[Structured figure records]
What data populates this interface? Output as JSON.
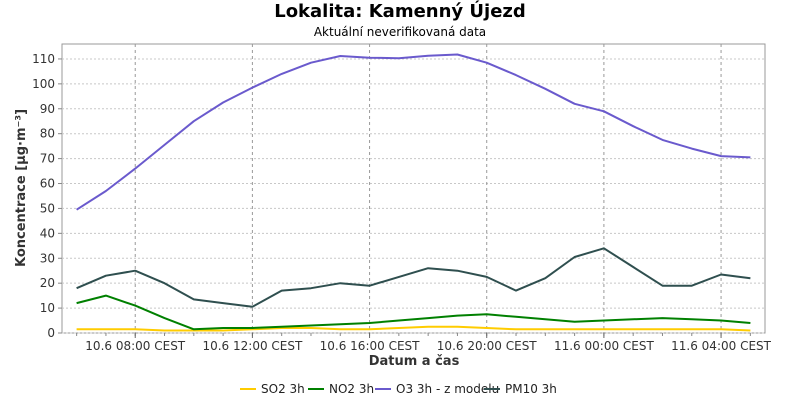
{
  "chart_data": {
    "type": "line",
    "title": "Lokalita: Kamenný Újezd",
    "subtitle": "Aktuální neverifikovaná data",
    "xlabel": "Datum a čas",
    "ylabel": "Koncentrace [µg·m⁻³]",
    "ylim": [
      0,
      116
    ],
    "yticks": [
      0,
      10,
      20,
      30,
      40,
      50,
      60,
      70,
      80,
      90,
      100,
      110
    ],
    "x": [
      6,
      7,
      8,
      9,
      10,
      11,
      12,
      13,
      14,
      15,
      16,
      17,
      18,
      19,
      20,
      21,
      22,
      23,
      24,
      25,
      26,
      27,
      28,
      29
    ],
    "xlim": [
      5.5,
      29.5
    ],
    "xticks": [
      {
        "x": 8,
        "label": "10.6 08:00 CEST"
      },
      {
        "x": 12,
        "label": "10.6 12:00 CEST"
      },
      {
        "x": 16,
        "label": "10.6 16:00 CEST"
      },
      {
        "x": 20,
        "label": "10.6 20:00 CEST"
      },
      {
        "x": 24,
        "label": "11.6 00:00 CEST"
      },
      {
        "x": 28,
        "label": "11.6 04:00 CEST"
      }
    ],
    "grid": true,
    "legend": "bottom",
    "series": [
      {
        "name": "SO2 3h",
        "color": "#ffcc00",
        "values": [
          1.5,
          1.5,
          1.5,
          1,
          1,
          1,
          1.5,
          2,
          2,
          1.5,
          1.5,
          2,
          2.5,
          2.5,
          2,
          1.5,
          1.5,
          1.5,
          1.5,
          1.5,
          1.5,
          1.5,
          1.5,
          1
        ]
      },
      {
        "name": "NO2 3h",
        "color": "#008000",
        "values": [
          12,
          15,
          11,
          6,
          1.5,
          2,
          2,
          2.5,
          3,
          3.5,
          4,
          5,
          6,
          7,
          7.5,
          6.5,
          5.5,
          4.5,
          5,
          5.5,
          6,
          5.5,
          5,
          4
        ]
      },
      {
        "name": "O3 3h - z modelu",
        "color": "#6a5acd",
        "values": [
          49.5,
          57,
          66,
          75.5,
          85,
          92.5,
          98.5,
          104,
          108.5,
          111.2,
          110.5,
          110.3,
          111.3,
          111.8,
          108.5,
          103.5,
          98,
          92,
          89,
          83,
          77.5,
          74,
          71,
          70.5
        ]
      },
      {
        "name": "PM10 3h",
        "color": "#2f4f4f",
        "values": [
          18,
          23,
          25,
          20,
          13.5,
          12,
          10.5,
          17,
          18,
          20,
          19,
          22.5,
          26,
          25,
          22.5,
          17,
          22,
          30.5,
          34,
          26.5,
          19,
          19,
          23.5,
          22
        ]
      }
    ]
  }
}
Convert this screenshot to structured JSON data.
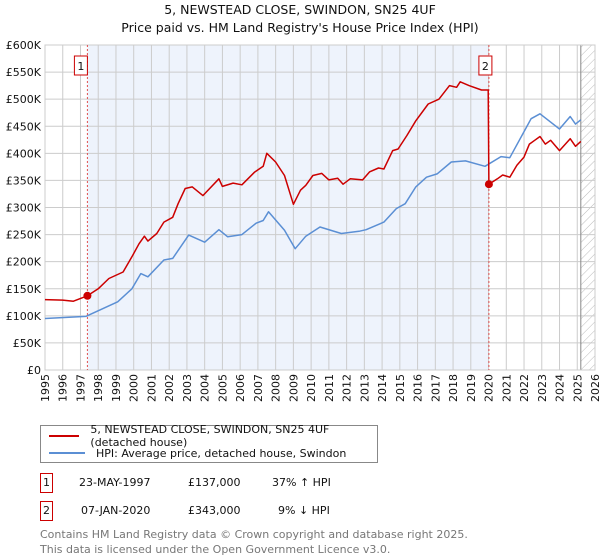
{
  "title": "5, NEWSTEAD CLOSE, SWINDON, SN25 4UF",
  "subtitle": "Price paid vs. HM Land Registry's House Price Index (HPI)",
  "chart_data": {
    "type": "line",
    "title": "5, NEWSTEAD CLOSE, SWINDON, SN25 4UF",
    "subtitle": "Price paid vs. HM Land Registry's House Price Index (HPI)",
    "xlim": [
      1995,
      2026
    ],
    "ylim": [
      0,
      600000
    ],
    "x_ticks": [
      "1995",
      "1996",
      "1997",
      "1998",
      "1999",
      "2000",
      "2001",
      "2002",
      "2003",
      "2004",
      "2005",
      "2006",
      "2007",
      "2008",
      "2009",
      "2010",
      "2011",
      "2012",
      "2013",
      "2014",
      "2015",
      "2016",
      "2017",
      "2018",
      "2019",
      "2020",
      "2021",
      "2022",
      "2023",
      "2024",
      "2025",
      "2026"
    ],
    "y_ticks": [
      {
        "v": 0,
        "label": "£0"
      },
      {
        "v": 50000,
        "label": "£50K"
      },
      {
        "v": 100000,
        "label": "£100K"
      },
      {
        "v": 150000,
        "label": "£150K"
      },
      {
        "v": 200000,
        "label": "£200K"
      },
      {
        "v": 250000,
        "label": "£250K"
      },
      {
        "v": 300000,
        "label": "£300K"
      },
      {
        "v": 350000,
        "label": "£350K"
      },
      {
        "v": 400000,
        "label": "£400K"
      },
      {
        "v": 450000,
        "label": "£450K"
      },
      {
        "v": 500000,
        "label": "£500K"
      },
      {
        "v": 550000,
        "label": "£550K"
      },
      {
        "v": 600000,
        "label": "£600K"
      }
    ],
    "grid": true,
    "legend_position": "bottom",
    "shaded_period": [
      1997.39,
      2020.02
    ],
    "forecast_hatch_from": 2025.2,
    "series": [
      {
        "name": "5, NEWSTEAD CLOSE, SWINDON, SN25 4UF (detached house)",
        "color": "#cc0000",
        "x": [
          1995,
          1996,
          1996.6,
          1997.39,
          1998,
          1998.6,
          1999.4,
          1999.9,
          2000.3,
          2000.6,
          2000.8,
          2001.3,
          2001.7,
          2002.2,
          2002.5,
          2002.9,
          2003.3,
          2003.9,
          2004.8,
          2005,
          2005.6,
          2006.1,
          2006.8,
          2007.3,
          2007.5,
          2008,
          2008.5,
          2009,
          2009.4,
          2009.7,
          2010.1,
          2010.6,
          2011,
          2011.5,
          2011.8,
          2012.2,
          2012.9,
          2013.3,
          2013.8,
          2014.1,
          2014.6,
          2014.9,
          2015.4,
          2015.9,
          2016.6,
          2017.2,
          2017.8,
          2018.2,
          2018.4,
          2018.9,
          2019.6,
          2019.98,
          2020.02,
          2020.5,
          2020.8,
          2021.2,
          2021.6,
          2022,
          2022.3,
          2022.6,
          2022.9,
          2023.2,
          2023.5,
          2024,
          2024.6,
          2024.9,
          2025.2
        ],
        "y": [
          130000,
          129000,
          127000,
          137000,
          150000,
          169000,
          181000,
          209000,
          233000,
          247000,
          238000,
          252000,
          273000,
          282000,
          307000,
          335000,
          338000,
          322000,
          353000,
          339000,
          345000,
          342000,
          365000,
          376000,
          400000,
          384000,
          359000,
          306000,
          332000,
          341000,
          359000,
          363000,
          351000,
          354000,
          343000,
          353000,
          351000,
          366000,
          373000,
          371000,
          405000,
          408000,
          433000,
          460000,
          491000,
          500000,
          525000,
          522000,
          532000,
          525000,
          517000,
          517000,
          343000,
          353000,
          360000,
          356000,
          378000,
          393000,
          417000,
          424000,
          431000,
          417000,
          424000,
          405000,
          427000,
          413000,
          422000
        ]
      },
      {
        "name": "HPI: Average price, detached house, Swindon",
        "color": "#5b8fd4",
        "x": [
          1995,
          1997.3,
          1999.1,
          1999.9,
          2000.4,
          2000.8,
          2001.7,
          2002.2,
          2003.1,
          2004,
          2004.8,
          2005.3,
          2006.1,
          2006.9,
          2007.3,
          2007.6,
          2008.5,
          2009.1,
          2009.7,
          2010.5,
          2011.7,
          2012.7,
          2013.1,
          2014.1,
          2014.8,
          2015.3,
          2015.9,
          2016.5,
          2017.1,
          2017.9,
          2018.7,
          2019.8,
          2020.7,
          2021.2,
          2022.4,
          2022.9,
          2024,
          2024.6,
          2024.9,
          2025.2
        ],
        "y": [
          95000,
          99000,
          126000,
          150000,
          178000,
          172000,
          203000,
          206000,
          249000,
          236000,
          259000,
          246000,
          250000,
          271000,
          276000,
          292000,
          258000,
          224000,
          247000,
          264000,
          252000,
          256000,
          259000,
          273000,
          298000,
          307000,
          338000,
          356000,
          362000,
          384000,
          386000,
          376000,
          394000,
          392000,
          464000,
          473000,
          445000,
          468000,
          454000,
          462000
        ]
      }
    ],
    "annotations": [
      {
        "label": "1",
        "x": 1997.39,
        "y": 137000
      },
      {
        "label": "2",
        "x": 2020.02,
        "y": 343000
      }
    ]
  },
  "legend": {
    "property": "5, NEWSTEAD CLOSE, SWINDON, SN25 4UF (detached house)",
    "hpi": "HPI: Average price, detached house, Swindon"
  },
  "sales": [
    {
      "num": "1",
      "date": "23-MAY-1997",
      "price": "£137,000",
      "hpi": "37% ↑ HPI"
    },
    {
      "num": "2",
      "date": "07-JAN-2020",
      "price": "£343,000",
      "hpi": "9% ↓ HPI"
    }
  ],
  "footer": {
    "line1": "Contains HM Land Registry data © Crown copyright and database right 2025.",
    "line2": "This data is licensed under the Open Government Licence v3.0."
  }
}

▶ **Aim of the exercise**: Pick out each line that holds the string "paid".

▶ **Output for this task**:
  "subtitle": "Price paid vs. HM Land Registry's House Price Index (HPI)",
    "subtitle": "Price paid vs. HM Land Registry's House Price Index (HPI)",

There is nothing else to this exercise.